--- WHAT IS EXPECTED ---
Could you turn the rows, starting with the one that contains "article-card-tribes-smugglers[interactable]: Tribes in" and ending with the one that contains "card-title-rule [142, 408, 204, 410]", both included, into a JSON list of strings, one string per row and no blank rows?

═════ RECORDED INFORMATION

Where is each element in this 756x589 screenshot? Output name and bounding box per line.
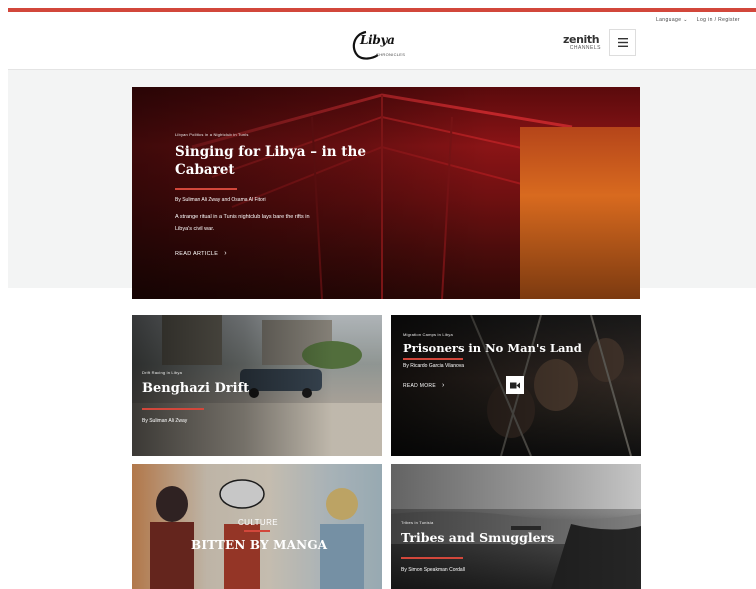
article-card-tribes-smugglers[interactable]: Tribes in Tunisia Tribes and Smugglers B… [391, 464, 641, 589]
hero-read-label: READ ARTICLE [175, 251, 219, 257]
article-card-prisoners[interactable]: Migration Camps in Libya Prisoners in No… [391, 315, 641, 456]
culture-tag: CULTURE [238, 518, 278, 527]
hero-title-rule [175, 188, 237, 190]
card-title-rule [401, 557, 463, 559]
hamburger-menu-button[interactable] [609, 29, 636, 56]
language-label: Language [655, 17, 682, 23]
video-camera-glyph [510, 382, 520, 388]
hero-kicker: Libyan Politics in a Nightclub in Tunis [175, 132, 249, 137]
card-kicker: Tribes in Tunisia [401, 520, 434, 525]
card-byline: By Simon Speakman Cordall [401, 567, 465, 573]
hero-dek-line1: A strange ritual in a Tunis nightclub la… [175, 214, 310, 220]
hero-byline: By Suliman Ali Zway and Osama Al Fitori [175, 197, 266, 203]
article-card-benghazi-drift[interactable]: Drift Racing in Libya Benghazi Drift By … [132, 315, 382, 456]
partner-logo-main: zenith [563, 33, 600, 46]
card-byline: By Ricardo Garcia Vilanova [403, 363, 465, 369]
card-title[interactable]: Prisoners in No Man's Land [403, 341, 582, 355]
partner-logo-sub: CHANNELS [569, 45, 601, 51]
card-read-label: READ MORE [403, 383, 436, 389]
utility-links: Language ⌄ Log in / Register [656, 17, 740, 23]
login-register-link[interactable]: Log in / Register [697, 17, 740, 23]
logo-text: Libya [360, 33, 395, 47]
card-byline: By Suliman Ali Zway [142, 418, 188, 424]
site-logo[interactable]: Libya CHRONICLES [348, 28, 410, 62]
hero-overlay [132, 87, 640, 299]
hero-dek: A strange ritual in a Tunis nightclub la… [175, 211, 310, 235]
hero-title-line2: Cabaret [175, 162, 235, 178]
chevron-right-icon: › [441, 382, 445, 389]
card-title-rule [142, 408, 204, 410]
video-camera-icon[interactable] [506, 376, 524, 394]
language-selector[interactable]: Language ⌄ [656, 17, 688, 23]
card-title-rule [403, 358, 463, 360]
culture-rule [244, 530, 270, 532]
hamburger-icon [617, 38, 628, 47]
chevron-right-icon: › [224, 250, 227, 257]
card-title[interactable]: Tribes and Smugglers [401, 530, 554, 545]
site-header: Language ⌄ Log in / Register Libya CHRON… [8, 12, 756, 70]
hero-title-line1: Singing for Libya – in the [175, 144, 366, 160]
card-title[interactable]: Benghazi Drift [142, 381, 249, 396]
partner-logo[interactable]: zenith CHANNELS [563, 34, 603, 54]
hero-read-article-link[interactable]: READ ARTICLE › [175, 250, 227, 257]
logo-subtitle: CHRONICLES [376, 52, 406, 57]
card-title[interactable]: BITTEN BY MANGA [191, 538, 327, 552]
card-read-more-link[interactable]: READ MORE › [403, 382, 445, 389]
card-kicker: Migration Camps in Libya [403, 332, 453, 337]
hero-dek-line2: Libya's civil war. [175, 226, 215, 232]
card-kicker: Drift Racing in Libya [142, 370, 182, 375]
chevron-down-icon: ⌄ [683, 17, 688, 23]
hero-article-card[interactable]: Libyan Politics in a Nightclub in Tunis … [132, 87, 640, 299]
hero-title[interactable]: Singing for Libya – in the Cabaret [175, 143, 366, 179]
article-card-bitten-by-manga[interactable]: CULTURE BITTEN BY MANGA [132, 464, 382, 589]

══════════

--- EXPECTED ANSWER ---
[
  "article-card-tribes-smugglers[interactable]: Tribes in Tunisia Tribes and Smugglers B… [391, 464, 641, 589]",
  "hero-read-label: READ ARTICLE [175, 251, 219, 257]",
  "article-card-prisoners[interactable]: Migration Camps in Libya Prisoners in No… [391, 315, 641, 456]",
  "culture-tag: CULTURE [238, 518, 278, 527]",
  "hero-title-rule [175, 188, 237, 190]",
  "card-title-rule [401, 557, 463, 559]",
  "hamburger-menu-button[interactable] [609, 29, 636, 56]",
  "language-label: Language [655, 17, 682, 23]",
  "video-camera-glyph [510, 382, 520, 388]",
  "hero-kicker: Libyan Politics in a Nightclub in Tunis [175, 132, 249, 137]",
  "card-kicker: Tribes in Tunisia [401, 520, 434, 525]",
  "card-byline: By Simon Speakman Cordall [401, 567, 465, 573]",
  "hero-dek-line1: A strange ritual in a Tunis nightclub la… [175, 214, 310, 220]",
  "hero-byline: By Suliman Ali Zway and Osama Al Fitori [175, 197, 266, 203]",
  "article-card-benghazi-drift[interactable]: Drift Racing in Libya Benghazi Drift By … [132, 315, 382, 456]",
  "partner-logo-main: zenith [563, 33, 600, 46]",
  "card-byline: By Ricardo Garcia Vilanova [403, 363, 465, 369]",
  "card-title[interactable]: Prisoners in No Man's Land [403, 341, 582, 355]",
  "partner-logo-sub: CHANNELS [569, 45, 601, 51]",
  "card-read-label: READ MORE [403, 383, 436, 389]",
  "utility-links: Language ⌄ Log in / Register [656, 17, 740, 23]",
  "login-register-link[interactable]: Log in / Register [697, 17, 740, 23]",
  "logo-text: Libya [360, 33, 395, 47]",
  "card-byline: By Suliman Ali Zway [142, 418, 188, 424]",
  "site-logo[interactable]: Libya CHRONICLES [348, 28, 410, 62]",
  "hero-overlay [132, 87, 640, 299]",
  "hero-dek: A strange ritual in a Tunis nightclub la… [175, 211, 310, 235]",
  "hero-title-line2: Cabaret [175, 162, 235, 178]",
  "chevron-right-icon: › [441, 382, 445, 389]",
  "card-title-rule [142, 408, 204, 410]"
]